> [DIRECTIONS] Find each line with the string "Stereo" and report it.

> [PROVIDED RECORDS]
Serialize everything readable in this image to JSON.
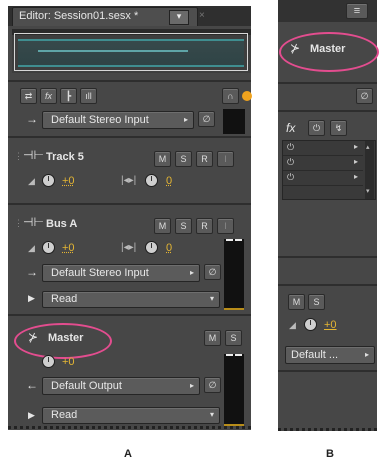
{
  "panel_a": {
    "tab_title": "Editor: Session01.sesx *",
    "tab_menu_glyph": "▾",
    "toolbar_icons": [
      "routing-icon",
      "fx-icon",
      "sends-icon",
      "eq-icon",
      "headphone-icon"
    ],
    "fx_label": "fx",
    "top_input": "Default Stereo Input",
    "track5": {
      "name": "Track 5",
      "m": "M",
      "s": "S",
      "r": "R",
      "i": "I",
      "volume": "+0",
      "pan": "0"
    },
    "busA": {
      "name": "Bus A",
      "m": "M",
      "s": "S",
      "r": "R",
      "i": "I",
      "volume": "+0",
      "pan": "0",
      "input": "Default Stereo Input",
      "automation": "Read"
    },
    "master": {
      "name": "Master",
      "m": "M",
      "s": "S",
      "volume": "+0",
      "output": "Default Output",
      "automation": "Read"
    },
    "caption": "A"
  },
  "panel_b": {
    "menu_glyph": "≡",
    "master_name": "Master",
    "fx_label": "fx",
    "m": "M",
    "s": "S",
    "volume": "+0",
    "output": "Default ...",
    "caption": "B"
  },
  "colors": {
    "highlight": "#e34d8f",
    "accent": "#e5b633",
    "panel": "#474747"
  }
}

> [TASK RESPONSE]
    "top_input": "Default Stereo Input",
      "input": "Default Stereo Input",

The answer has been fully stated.